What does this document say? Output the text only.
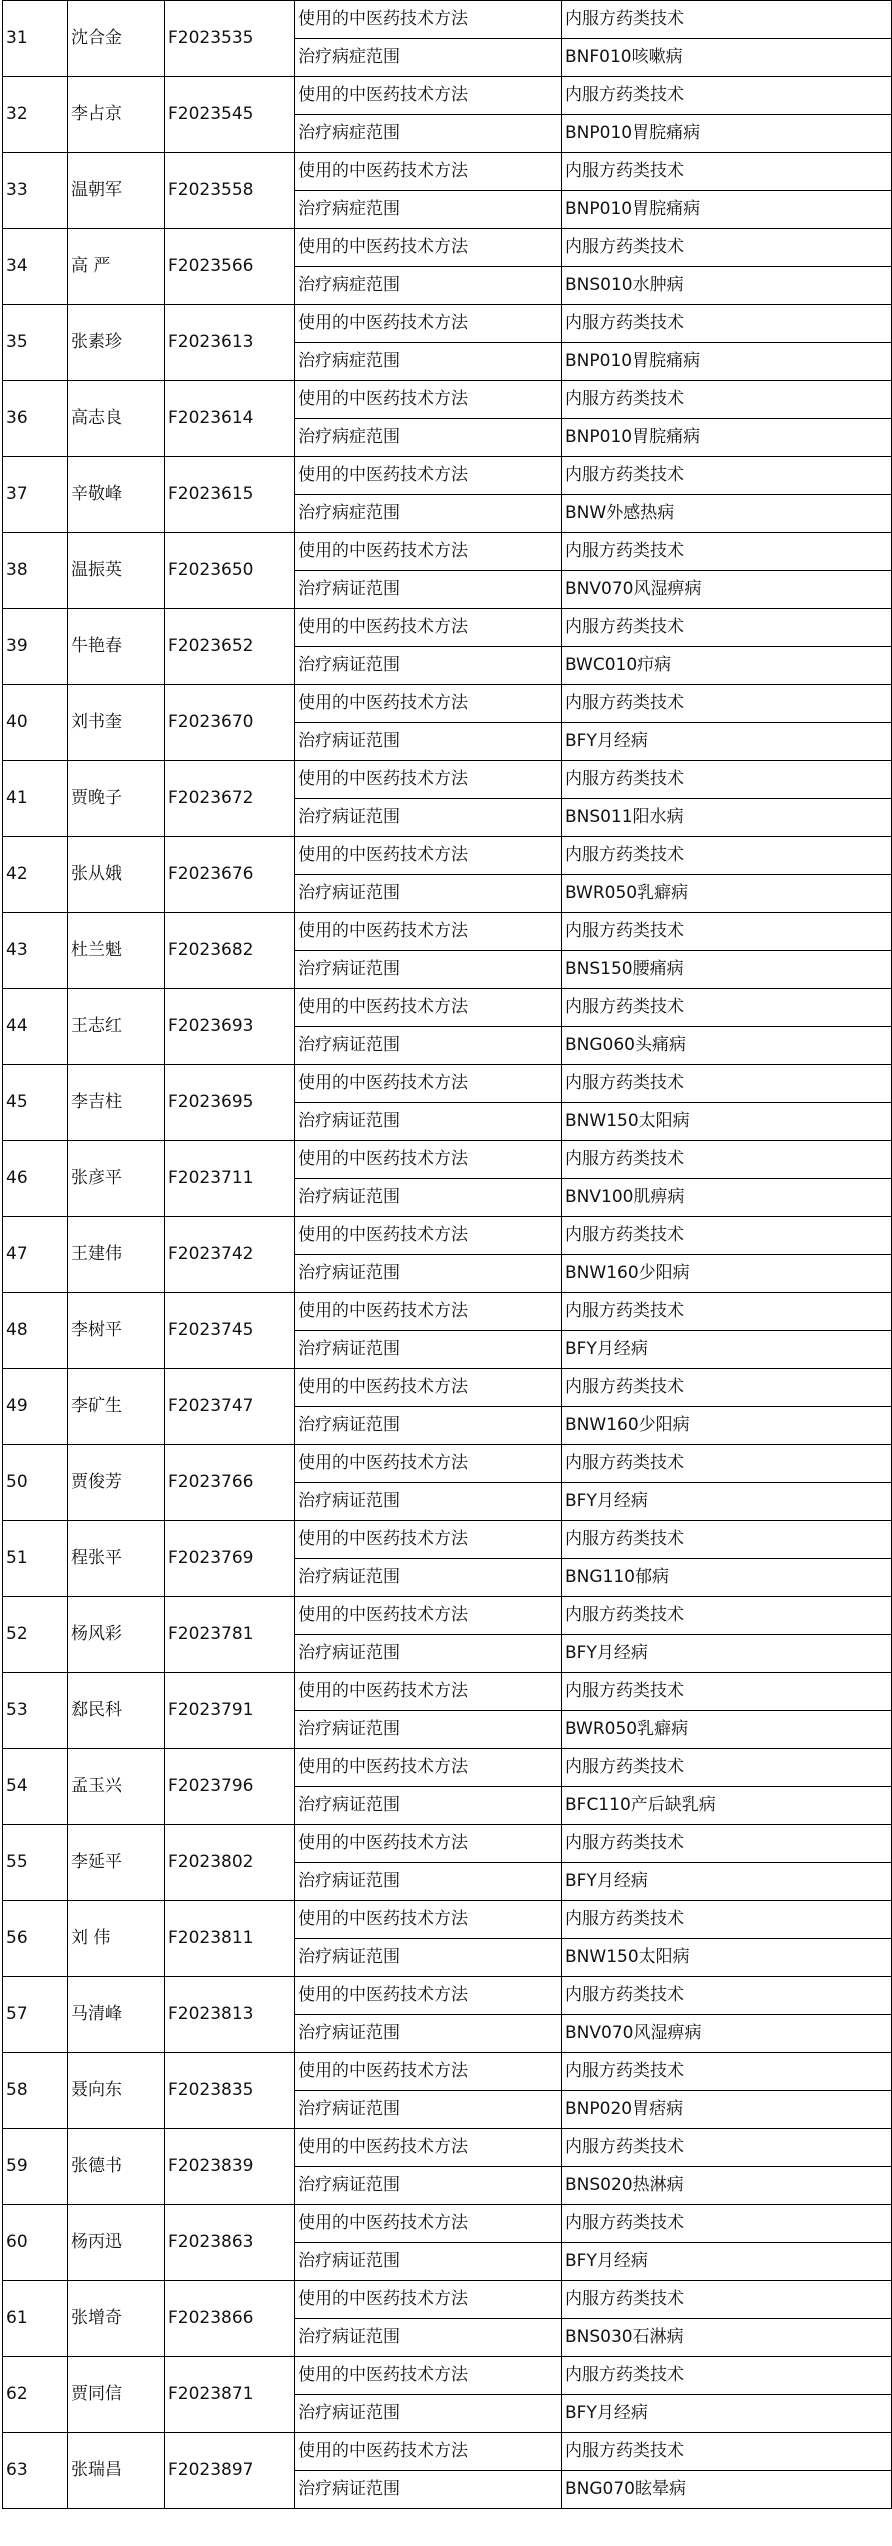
31	沈合金	F2023535	使用的中医药技术方法	内服方药类技术
			治疗病症范围	BNF010咳嗽病
32	李占京	F2023545	使用的中医药技术方法	内服方药类技术
			治疗病症范围	BNP010胃脘痛病
33	温朝军	F2023558	使用的中医药技术方法	内服方药类技术
			治疗病症范围	BNP010胃脘痛病
34	高 严	F2023566	使用的中医药技术方法	内服方药类技术
			治疗病症范围	BNS010水肿病
35	张素珍	F2023613	使用的中医药技术方法	内服方药类技术
			治疗病症范围	BNP010胃脘痛病
36	高志良	F2023614	使用的中医药技术方法	内服方药类技术
			治疗病症范围	BNP010胃脘痛病
37	辛敬峰	F2023615	使用的中医药技术方法	内服方药类技术
			治疗病症范围	BNW外感热病
38	温振英	F2023650	使用的中医药技术方法	内服方药类技术
			治疗病证范围	BNV070风湿痹病
39	牛艳春	F2023652	使用的中医药技术方法	内服方药类技术
			治疗病证范围	BWC010疖病
40	刘书奎	F2023670	使用的中医药技术方法	内服方药类技术
			治疗病证范围	BFY月经病
41	贾晚子	F2023672	使用的中医药技术方法	内服方药类技术
			治疗病证范围	BNS011阳水病
42	张从娥	F2023676	使用的中医药技术方法	内服方药类技术
			治疗病证范围	BWR050乳癖病
43	杜兰魁	F2023682	使用的中医药技术方法	内服方药类技术
			治疗病证范围	BNS150腰痛病
44	王志红	F2023693	使用的中医药技术方法	内服方药类技术
			治疗病证范围	BNG060头痛病
45	李吉柱	F2023695	使用的中医药技术方法	内服方药类技术
			治疗病证范围	BNW150太阳病
46	张彦平	F2023711	使用的中医药技术方法	内服方药类技术
			治疗病证范围	BNV100肌痹病
47	王建伟	F2023742	使用的中医药技术方法	内服方药类技术
			治疗病证范围	BNW160少阳病
48	李树平	F2023745	使用的中医药技术方法	内服方药类技术
			治疗病证范围	BFY月经病
49	李矿生	F2023747	使用的中医药技术方法	内服方药类技术
			治疗病证范围	BNW160少阳病
50	贾俊芳	F2023766	使用的中医药技术方法	内服方药类技术
			治疗病证范围	BFY月经病
51	程张平	F2023769	使用的中医药技术方法	内服方药类技术
			治疗病证范围	BNG110郁病
52	杨风彩	F2023781	使用的中医药技术方法	内服方药类技术
			治疗病证范围	BFY月经病
53	郄民科	F2023791	使用的中医药技术方法	内服方药类技术
			治疗病证范围	BWR050乳癖病
54	孟玉兴	F2023796	使用的中医药技术方法	内服方药类技术
			治疗病证范围	BFC110产后缺乳病
55	李延平	F2023802	使用的中医药技术方法	内服方药类技术
			治疗病证范围	BFY月经病
56	刘 伟	F2023811	使用的中医药技术方法	内服方药类技术
			治疗病证范围	BNW150太阳病
57	马清峰	F2023813	使用的中医药技术方法	内服方药类技术
			治疗病证范围	BNV070风湿痹病
58	聂向东	F2023835	使用的中医药技术方法	内服方药类技术
			治疗病证范围	BNP020胃痞病
59	张德书	F2023839	使用的中医药技术方法	内服方药类技术
			治疗病证范围	BNS020热淋病
60	杨丙迅	F2023863	使用的中医药技术方法	内服方药类技术
			治疗病证范围	BFY月经病
61	张增奇	F2023866	使用的中医药技术方法	内服方药类技术
			治疗病证范围	BNS030石淋病
62	贾同信	F2023871	使用的中医药技术方法	内服方药类技术
			治疗病证范围	BFY月经病
63	张瑞昌	F2023897	使用的中医药技术方法	内服方药类技术
			治疗病证范围	BNG070眩晕病
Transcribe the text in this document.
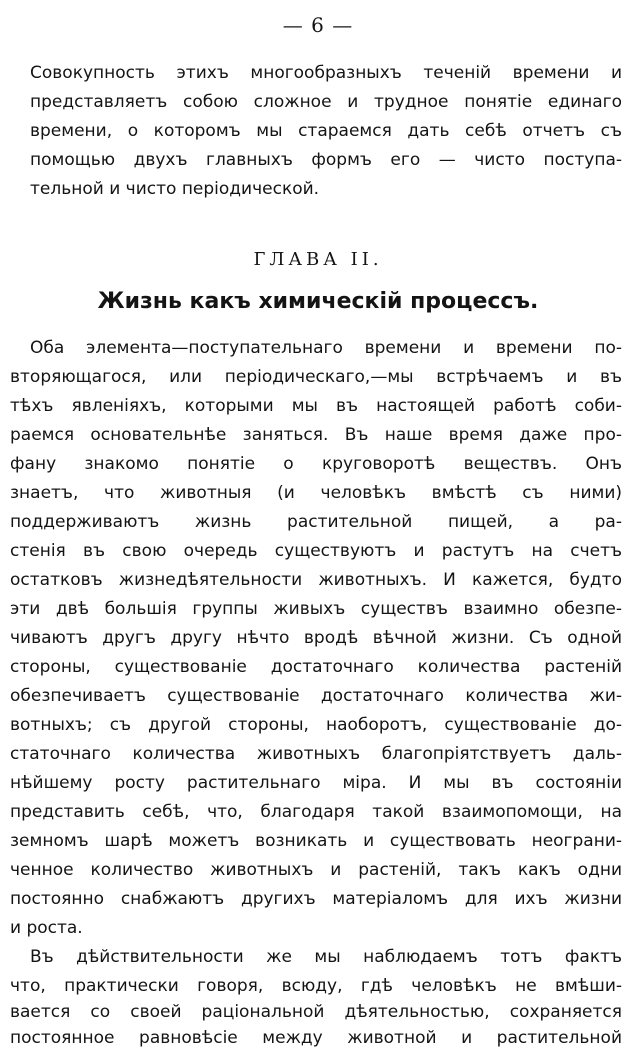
— 6 —
Совокупность этихъ многообразныхъ теченій времени и
представляетъ собою сложное и трудное понятіе единаго
времени, о которомъ мы стараемся дать себѣ отчетъ съ
помощью двухъ главныхъ формъ его — чисто поступа-
тельной и чисто періодической.
ГЛАВА II.
Жизнь какъ химическій процессъ.
Оба элемента—поступательнаго времени и времени по-
вторяющагося, или періодическаго,—мы встрѣчаемъ и въ
тѣхъ явленіяхъ, которыми мы въ настоящей работѣ соби-
раемся основательнѣе заняться. Въ наше время даже про-
фану знакомо понятіе о круговоротѣ веществъ. Онъ
знаетъ, что животныя (и человѣкъ вмѣстѣ съ ними)
поддерживаютъ жизнь растительной пищей, а ра-
стенія въ свою очередь существуютъ и растутъ на счетъ
остатковъ жизнедѣятельности животныхъ. И кажется, будто
эти двѣ большія группы живыхъ существъ взаимно обезпе-
чиваютъ другъ другу нѣчто вродѣ вѣчной жизни. Съ одной
стороны, существованіе достаточнаго количества растеній
обезпечиваетъ существованіе достаточнаго количества жи-
вотныхъ; съ другой стороны, наоборотъ, существованіе до-
статочнаго количества животныхъ благопріятствуетъ даль-
нѣйшему росту растительнаго міра. И мы въ состояніи
представить себѣ, что, благодаря такой взаимопомощи, на
земномъ шарѣ можетъ возникать и существовать неограни-
ченное количество животныхъ и растеній, такъ какъ одни
постоянно снабжаютъ другихъ матеріаломъ для ихъ жизни
и роста.
Въ дѣйствительности же мы наблюдаемъ тотъ фактъ
что, практически говоря, всюду, гдѣ человѣкъ не вмѣши-
вается со своей раціональной дѣятельностью, сохраняется
постоянное равновѣсіе между животной и растительной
============================================================
**What is expected**
Except for the pictures, print the data above exactly.

**Solved exercise**
What does this document say? Output the text only.
31	沈合金	F2023535	使用的中医药技术方法	内服方药类技术
			治疗病症范围	BNF010咳嗽病
32	李占京	F2023545	使用的中医药技术方法	内服方药类技术
			治疗病症范围	BNP010胃脘痛病
33	温朝军	F2023558	使用的中医药技术方法	内服方药类技术
			治疗病症范围	BNP010胃脘痛病
34	高 严	F2023566	使用的中医药技术方法	内服方药类技术
			治疗病症范围	BNS010水肿病
35	张素珍	F2023613	使用的中医药技术方法	内服方药类技术
			治疗病症范围	BNP010胃脘痛病
36	高志良	F2023614	使用的中医药技术方法	内服方药类技术
			治疗病症范围	BNP010胃脘痛病
37	辛敬峰	F2023615	使用的中医药技术方法	内服方药类技术
			治疗病症范围	BNW外感热病
38	温振英	F2023650	使用的中医药技术方法	内服方药类技术
			治疗病证范围	BNV070风湿痹病
39	牛艳春	F2023652	使用的中医药技术方法	内服方药类技术
			治疗病证范围	BWC010疖病
40	刘书奎	F2023670	使用的中医药技术方法	内服方药类技术
			治疗病证范围	BFY月经病
41	贾晚子	F2023672	使用的中医药技术方法	内服方药类技术
			治疗病证范围	BNS011阳水病
42	张从娥	F2023676	使用的中医药技术方法	内服方药类技术
			治疗病证范围	BWR050乳癖病
43	杜兰魁	F2023682	使用的中医药技术方法	内服方药类技术
			治疗病证范围	BNS150腰痛病
44	王志红	F2023693	使用的中医药技术方法	内服方药类技术
			治疗病证范围	BNG060头痛病
45	李吉柱	F2023695	使用的中医药技术方法	内服方药类技术
			治疗病证范围	BNW150太阳病
46	张彦平	F2023711	使用的中医药技术方法	内服方药类技术
			治疗病证范围	BNV100肌痹病
47	王建伟	F2023742	使用的中医药技术方法	内服方药类技术
			治疗病证范围	BNW160少阳病
48	李树平	F2023745	使用的中医药技术方法	内服方药类技术
			治疗病证范围	BFY月经病
49	李矿生	F2023747	使用的中医药技术方法	内服方药类技术
			治疗病证范围	BNW160少阳病
50	贾俊芳	F2023766	使用的中医药技术方法	内服方药类技术
			治疗病证范围	BFY月经病
51	程张平	F2023769	使用的中医药技术方法	内服方药类技术
			治疗病证范围	BNG110郁病
52	杨风彩	F2023781	使用的中医药技术方法	内服方药类技术
			治疗病证范围	BFY月经病
53	郄民科	F2023791	使用的中医药技术方法	内服方药类技术
			治疗病证范围	BWR050乳癖病
54	孟玉兴	F2023796	使用的中医药技术方法	内服方药类技术
			治疗病证范围	BFC110产后缺乳病
55	李延平	F2023802	使用的中医药技术方法	内服方药类技术
			治疗病证范围	BFY月经病
56	刘 伟	F2023811	使用的中医药技术方法	内服方药类技术
			治疗病证范围	BNW150太阳病
57	马清峰	F2023813	使用的中医药技术方法	内服方药类技术
			治疗病证范围	BNV070风湿痹病
58	聂向东	F2023835	使用的中医药技术方法	内服方药类技术
			治疗病证范围	BNP020胃痞病
59	张德书	F2023839	使用的中医药技术方法	内服方药类技术
			治疗病证范围	BNS020热淋病
60	杨丙迅	F2023863	使用的中医药技术方法	内服方药类技术
			治疗病证范围	BFY月经病
61	张增奇	F2023866	使用的中医药技术方法	内服方药类技术
			治疗病证范围	BNS030石淋病
62	贾同信	F2023871	使用的中医药技术方法	内服方药类技术
			治疗病证范围	BFY月经病
63	张瑞昌	F2023897	使用的中医药技术方法	内服方药类技术
			治疗病证范围	BNG070眩晕病
Transcribe the text in this document.
— 6 —
Совокупность этихъ многообразныхъ теченій времени и
представляетъ собою сложное и трудное понятіе единаго
времени, о которомъ мы стараемся дать себѣ отчетъ съ
помощью двухъ главныхъ формъ его — чисто поступа-
тельной и чисто періодической.
ГЛАВА II.
Жизнь какъ химическій процессъ.
Оба элемента—поступательнаго времени и времени по-
вторяющагося, или періодическаго,—мы встрѣчаемъ и въ
тѣхъ явленіяхъ, которыми мы въ настоящей работѣ соби-
раемся основательнѣе заняться. Въ наше время даже про-
фану знакомо понятіе о круговоротѣ веществъ. Онъ
знаетъ, что животныя (и человѣкъ вмѣстѣ съ ними)
поддерживаютъ жизнь растительной пищей, а ра-
стенія въ свою очередь существуютъ и растутъ на счетъ
остатковъ жизнедѣятельности животныхъ. И кажется, будто
эти двѣ большія группы живыхъ существъ взаимно обезпе-
чиваютъ другъ другу нѣчто вродѣ вѣчной жизни. Съ одной
стороны, существованіе достаточнаго количества растеній
обезпечиваетъ существованіе достаточнаго количества жи-
вотныхъ; съ другой стороны, наоборотъ, существованіе до-
статочнаго количества животныхъ благопріятствуетъ даль-
нѣйшему росту растительнаго міра. И мы въ состояніи
представить себѣ, что, благодаря такой взаимопомощи, на
земномъ шарѣ можетъ возникать и существовать неограни-
ченное количество животныхъ и растеній, такъ какъ одни
постоянно снабжаютъ другихъ матеріаломъ для ихъ жизни
и роста.
Въ дѣйствительности же мы наблюдаемъ тотъ фактъ
что, практически говоря, всюду, гдѣ человѣкъ не вмѣши-
вается со своей раціональной дѣятельностью, сохраняется
постоянное равновѣсіе между животной и растительной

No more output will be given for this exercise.